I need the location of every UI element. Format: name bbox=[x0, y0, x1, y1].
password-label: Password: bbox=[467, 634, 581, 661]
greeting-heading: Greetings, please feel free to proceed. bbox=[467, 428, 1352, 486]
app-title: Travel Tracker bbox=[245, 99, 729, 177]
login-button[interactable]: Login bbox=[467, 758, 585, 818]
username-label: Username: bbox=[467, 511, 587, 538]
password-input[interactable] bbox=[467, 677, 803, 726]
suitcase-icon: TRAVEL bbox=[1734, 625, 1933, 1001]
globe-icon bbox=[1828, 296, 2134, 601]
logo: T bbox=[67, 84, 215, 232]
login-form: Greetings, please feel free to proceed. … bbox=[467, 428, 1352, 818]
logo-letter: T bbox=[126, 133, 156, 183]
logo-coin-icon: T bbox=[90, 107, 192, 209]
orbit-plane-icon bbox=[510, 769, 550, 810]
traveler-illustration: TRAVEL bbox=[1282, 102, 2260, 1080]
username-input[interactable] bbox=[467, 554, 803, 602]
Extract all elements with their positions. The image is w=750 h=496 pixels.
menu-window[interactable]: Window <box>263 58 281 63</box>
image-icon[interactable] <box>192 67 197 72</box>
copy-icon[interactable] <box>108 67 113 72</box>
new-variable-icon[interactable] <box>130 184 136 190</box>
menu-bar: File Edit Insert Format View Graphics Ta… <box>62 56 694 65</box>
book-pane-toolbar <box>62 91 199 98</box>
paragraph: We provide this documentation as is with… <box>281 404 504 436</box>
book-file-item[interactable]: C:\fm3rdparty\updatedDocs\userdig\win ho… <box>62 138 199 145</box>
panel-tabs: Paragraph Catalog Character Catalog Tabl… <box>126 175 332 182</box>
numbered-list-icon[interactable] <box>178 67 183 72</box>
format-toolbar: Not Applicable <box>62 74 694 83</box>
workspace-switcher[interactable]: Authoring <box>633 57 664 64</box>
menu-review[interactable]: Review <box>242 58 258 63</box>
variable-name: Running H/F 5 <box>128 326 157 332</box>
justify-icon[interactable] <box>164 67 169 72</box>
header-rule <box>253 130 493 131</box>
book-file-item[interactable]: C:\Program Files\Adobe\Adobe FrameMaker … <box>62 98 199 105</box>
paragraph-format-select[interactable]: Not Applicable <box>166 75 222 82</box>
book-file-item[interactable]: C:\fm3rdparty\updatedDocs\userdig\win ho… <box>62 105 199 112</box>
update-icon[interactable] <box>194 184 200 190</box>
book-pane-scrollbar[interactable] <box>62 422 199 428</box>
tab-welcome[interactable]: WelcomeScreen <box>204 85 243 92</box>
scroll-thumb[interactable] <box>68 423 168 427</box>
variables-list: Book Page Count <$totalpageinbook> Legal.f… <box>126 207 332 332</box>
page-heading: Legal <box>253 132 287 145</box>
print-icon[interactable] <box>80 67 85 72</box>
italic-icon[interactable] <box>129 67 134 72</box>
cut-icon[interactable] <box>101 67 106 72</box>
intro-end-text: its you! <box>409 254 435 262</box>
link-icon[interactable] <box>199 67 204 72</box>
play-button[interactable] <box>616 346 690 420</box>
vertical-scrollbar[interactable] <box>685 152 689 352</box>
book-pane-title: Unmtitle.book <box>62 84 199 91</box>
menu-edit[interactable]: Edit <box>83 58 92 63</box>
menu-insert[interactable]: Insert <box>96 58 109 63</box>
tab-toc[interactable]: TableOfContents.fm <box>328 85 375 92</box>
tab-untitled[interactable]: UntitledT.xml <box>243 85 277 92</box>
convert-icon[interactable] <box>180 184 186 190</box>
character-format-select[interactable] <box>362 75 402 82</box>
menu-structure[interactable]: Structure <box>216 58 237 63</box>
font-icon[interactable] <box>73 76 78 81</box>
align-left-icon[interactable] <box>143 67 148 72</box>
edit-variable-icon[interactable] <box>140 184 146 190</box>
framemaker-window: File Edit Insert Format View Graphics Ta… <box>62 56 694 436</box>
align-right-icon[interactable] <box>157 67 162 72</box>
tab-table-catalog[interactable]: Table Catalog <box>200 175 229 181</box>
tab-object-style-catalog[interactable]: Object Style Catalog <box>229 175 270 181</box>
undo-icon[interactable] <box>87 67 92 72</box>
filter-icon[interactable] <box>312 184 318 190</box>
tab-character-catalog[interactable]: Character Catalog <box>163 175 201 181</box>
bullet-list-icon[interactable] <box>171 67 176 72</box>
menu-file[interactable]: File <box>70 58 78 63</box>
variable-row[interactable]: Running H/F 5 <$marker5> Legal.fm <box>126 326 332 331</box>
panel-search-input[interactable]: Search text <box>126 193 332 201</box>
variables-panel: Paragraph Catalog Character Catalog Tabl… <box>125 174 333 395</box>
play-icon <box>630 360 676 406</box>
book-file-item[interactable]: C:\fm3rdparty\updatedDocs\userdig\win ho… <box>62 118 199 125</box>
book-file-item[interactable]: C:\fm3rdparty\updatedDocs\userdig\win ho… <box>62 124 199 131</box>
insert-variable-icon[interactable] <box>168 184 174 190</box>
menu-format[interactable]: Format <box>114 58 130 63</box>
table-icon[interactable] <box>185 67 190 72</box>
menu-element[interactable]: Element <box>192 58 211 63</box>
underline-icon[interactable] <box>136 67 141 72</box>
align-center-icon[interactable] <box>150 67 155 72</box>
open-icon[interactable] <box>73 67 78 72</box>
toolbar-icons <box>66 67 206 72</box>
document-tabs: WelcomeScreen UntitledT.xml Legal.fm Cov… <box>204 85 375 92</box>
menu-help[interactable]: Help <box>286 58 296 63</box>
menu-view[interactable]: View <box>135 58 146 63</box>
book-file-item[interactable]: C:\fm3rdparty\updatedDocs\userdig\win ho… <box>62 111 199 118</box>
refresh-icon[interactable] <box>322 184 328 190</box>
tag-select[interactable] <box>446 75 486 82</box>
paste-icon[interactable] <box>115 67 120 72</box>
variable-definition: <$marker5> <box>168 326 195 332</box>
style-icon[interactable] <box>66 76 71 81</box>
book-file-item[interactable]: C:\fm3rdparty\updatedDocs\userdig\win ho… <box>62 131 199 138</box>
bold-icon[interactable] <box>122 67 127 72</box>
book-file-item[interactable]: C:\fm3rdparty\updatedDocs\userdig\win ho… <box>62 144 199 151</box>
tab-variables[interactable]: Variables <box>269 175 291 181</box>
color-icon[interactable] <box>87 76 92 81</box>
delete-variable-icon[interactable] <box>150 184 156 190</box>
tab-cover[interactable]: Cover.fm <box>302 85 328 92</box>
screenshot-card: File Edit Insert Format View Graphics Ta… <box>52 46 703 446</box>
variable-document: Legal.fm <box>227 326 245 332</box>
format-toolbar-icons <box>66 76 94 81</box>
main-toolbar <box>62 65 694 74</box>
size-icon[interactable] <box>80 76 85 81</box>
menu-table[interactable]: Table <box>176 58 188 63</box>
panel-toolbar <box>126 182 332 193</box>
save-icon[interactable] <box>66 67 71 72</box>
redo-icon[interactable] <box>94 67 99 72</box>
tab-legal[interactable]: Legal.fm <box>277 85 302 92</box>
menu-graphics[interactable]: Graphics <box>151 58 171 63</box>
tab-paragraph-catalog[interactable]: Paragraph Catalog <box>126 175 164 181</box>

-- -- --

**Exercise brief**. Update all the rows above by replacing "Travel Tracker" with "Trip Planner" wherever it occurs, keeping every other character the same.

**Complete response**.
I need the location of every UI element. Format: name bbox=[x0, y0, x1, y1].
password-label: Password: bbox=[467, 634, 581, 661]
greeting-heading: Greetings, please feel free to proceed. bbox=[467, 428, 1352, 486]
app-title: Trip Planner bbox=[245, 99, 729, 177]
login-button[interactable]: Login bbox=[467, 758, 585, 818]
username-label: Username: bbox=[467, 511, 587, 538]
password-input[interactable] bbox=[467, 677, 803, 726]
suitcase-icon: TRAVEL bbox=[1734, 625, 1933, 1001]
globe-icon bbox=[1828, 296, 2134, 601]
logo: T bbox=[67, 84, 215, 232]
login-form: Greetings, please feel free to proceed. … bbox=[467, 428, 1352, 818]
logo-letter: T bbox=[126, 133, 156, 183]
logo-coin-icon: T bbox=[90, 107, 192, 209]
orbit-plane-icon bbox=[510, 769, 550, 810]
traveler-illustration: TRAVEL bbox=[1282, 102, 2260, 1080]
username-input[interactable] bbox=[467, 554, 803, 602]
Extract all elements with their positions. The image is w=750 h=496 pixels.
menu-window[interactable]: Window <box>263 58 281 63</box>
image-icon[interactable] <box>192 67 197 72</box>
copy-icon[interactable] <box>108 67 113 72</box>
new-variable-icon[interactable] <box>130 184 136 190</box>
menu-bar: File Edit Insert Format View Graphics Ta… <box>62 56 694 65</box>
book-pane-toolbar <box>62 91 199 98</box>
paragraph: We provide this documentation as is with… <box>281 404 504 436</box>
book-file-item[interactable]: C:\fm3rdparty\updatedDocs\userdig\win ho… <box>62 138 199 145</box>
panel-tabs: Paragraph Catalog Character Catalog Tabl… <box>126 175 332 182</box>
numbered-list-icon[interactable] <box>178 67 183 72</box>
format-toolbar: Not Applicable <box>62 74 694 83</box>
workspace-switcher[interactable]: Authoring <box>633 57 664 64</box>
menu-review[interactable]: Review <box>242 58 258 63</box>
variable-name: Running H/F 5 <box>128 326 157 332</box>
justify-icon[interactable] <box>164 67 169 72</box>
header-rule <box>253 130 493 131</box>
book-file-item[interactable]: C:\Program Files\Adobe\Adobe FrameMaker … <box>62 98 199 105</box>
paragraph-format-select[interactable]: Not Applicable <box>166 75 222 82</box>
book-file-item[interactable]: C:\fm3rdparty\updatedDocs\userdig\win ho… <box>62 105 199 112</box>
update-icon[interactable] <box>194 184 200 190</box>
book-pane-scrollbar[interactable] <box>62 422 199 428</box>
tab-welcome[interactable]: WelcomeScreen <box>204 85 243 92</box>
scroll-thumb[interactable] <box>68 423 168 427</box>
variables-list: Book Page Count <$totalpageinbook> Legal.f… <box>126 207 332 332</box>
page-heading: Legal <box>253 132 287 145</box>
print-icon[interactable] <box>80 67 85 72</box>
italic-icon[interactable] <box>129 67 134 72</box>
cut-icon[interactable] <box>101 67 106 72</box>
intro-end-text: its you! <box>409 254 435 262</box>
link-icon[interactable] <box>199 67 204 72</box>
play-button[interactable] <box>616 346 690 420</box>
vertical-scrollbar[interactable] <box>685 152 689 352</box>
book-pane-title: Unmtitle.book <box>62 84 199 91</box>
menu-edit[interactable]: Edit <box>83 58 92 63</box>
menu-insert[interactable]: Insert <box>96 58 109 63</box>
tab-toc[interactable]: TableOfContents.fm <box>328 85 375 92</box>
tab-untitled[interactable]: UntitledT.xml <box>243 85 277 92</box>
convert-icon[interactable] <box>180 184 186 190</box>
character-format-select[interactable] <box>362 75 402 82</box>
menu-structure[interactable]: Structure <box>216 58 237 63</box>
font-icon[interactable] <box>73 76 78 81</box>
align-left-icon[interactable] <box>143 67 148 72</box>
edit-variable-icon[interactable] <box>140 184 146 190</box>
framemaker-window: File Edit Insert Format View Graphics Ta… <box>62 56 694 436</box>
align-right-icon[interactable] <box>157 67 162 72</box>
tab-table-catalog[interactable]: Table Catalog <box>200 175 229 181</box>
tab-object-style-catalog[interactable]: Object Style Catalog <box>229 175 270 181</box>
undo-icon[interactable] <box>87 67 92 72</box>
filter-icon[interactable] <box>312 184 318 190</box>
tab-character-catalog[interactable]: Character Catalog <box>163 175 201 181</box>
bullet-list-icon[interactable] <box>171 67 176 72</box>
menu-file[interactable]: File <box>70 58 78 63</box>
variable-row[interactable]: Running H/F 5 <$marker5> Legal.fm <box>126 326 332 331</box>
panel-search-input[interactable]: Search text <box>126 193 332 201</box>
variables-panel: Paragraph Catalog Character Catalog Tabl… <box>125 174 333 395</box>
play-icon <box>630 360 676 406</box>
book-file-item[interactable]: C:\fm3rdparty\updatedDocs\userdig\win ho… <box>62 118 199 125</box>
book-file-item[interactable]: C:\fm3rdparty\updatedDocs\userdig\win ho… <box>62 124 199 131</box>
insert-variable-icon[interactable] <box>168 184 174 190</box>
menu-format[interactable]: Format <box>114 58 130 63</box>
table-icon[interactable] <box>185 67 190 72</box>
menu-element[interactable]: Element <box>192 58 211 63</box>
underline-icon[interactable] <box>136 67 141 72</box>
align-center-icon[interactable] <box>150 67 155 72</box>
open-icon[interactable] <box>73 67 78 72</box>
toolbar-icons <box>66 67 206 72</box>
document-tabs: WelcomeScreen UntitledT.xml Legal.fm Cov… <box>204 85 375 92</box>
menu-help[interactable]: Help <box>286 58 296 63</box>
menu-view[interactable]: View <box>135 58 146 63</box>
book-file-item[interactable]: C:\fm3rdparty\updatedDocs\userdig\win ho… <box>62 111 199 118</box>
refresh-icon[interactable] <box>322 184 328 190</box>
tag-select[interactable] <box>446 75 486 82</box>
paste-icon[interactable] <box>115 67 120 72</box>
variable-definition: <$marker5> <box>168 326 195 332</box>
style-icon[interactable] <box>66 76 71 81</box>
book-file-item[interactable]: C:\fm3rdparty\updatedDocs\userdig\win ho… <box>62 131 199 138</box>
bold-icon[interactable] <box>122 67 127 72</box>
book-file-item[interactable]: C:\fm3rdparty\updatedDocs\userdig\win ho… <box>62 144 199 151</box>
tab-variables[interactable]: Variables <box>269 175 291 181</box>
color-icon[interactable] <box>87 76 92 81</box>
delete-variable-icon[interactable] <box>150 184 156 190</box>
tab-cover[interactable]: Cover.fm <box>302 85 328 92</box>
screenshot-card: File Edit Insert Format View Graphics Ta… <box>52 46 703 446</box>
variable-document: Legal.fm <box>227 326 245 332</box>
format-toolbar-icons <box>66 76 94 81</box>
main-toolbar <box>62 65 694 74</box>
size-icon[interactable] <box>80 76 85 81</box>
menu-table[interactable]: Table <box>176 58 188 63</box>
panel-toolbar <box>126 182 332 193</box>
save-icon[interactable] <box>66 67 71 72</box>
redo-icon[interactable] <box>94 67 99 72</box>
tab-legal[interactable]: Legal.fm <box>277 85 302 92</box>
menu-graphics[interactable]: Graphics <box>151 58 171 63</box>
tab-paragraph-catalog[interactable]: Paragraph Catalog <box>126 175 164 181</box>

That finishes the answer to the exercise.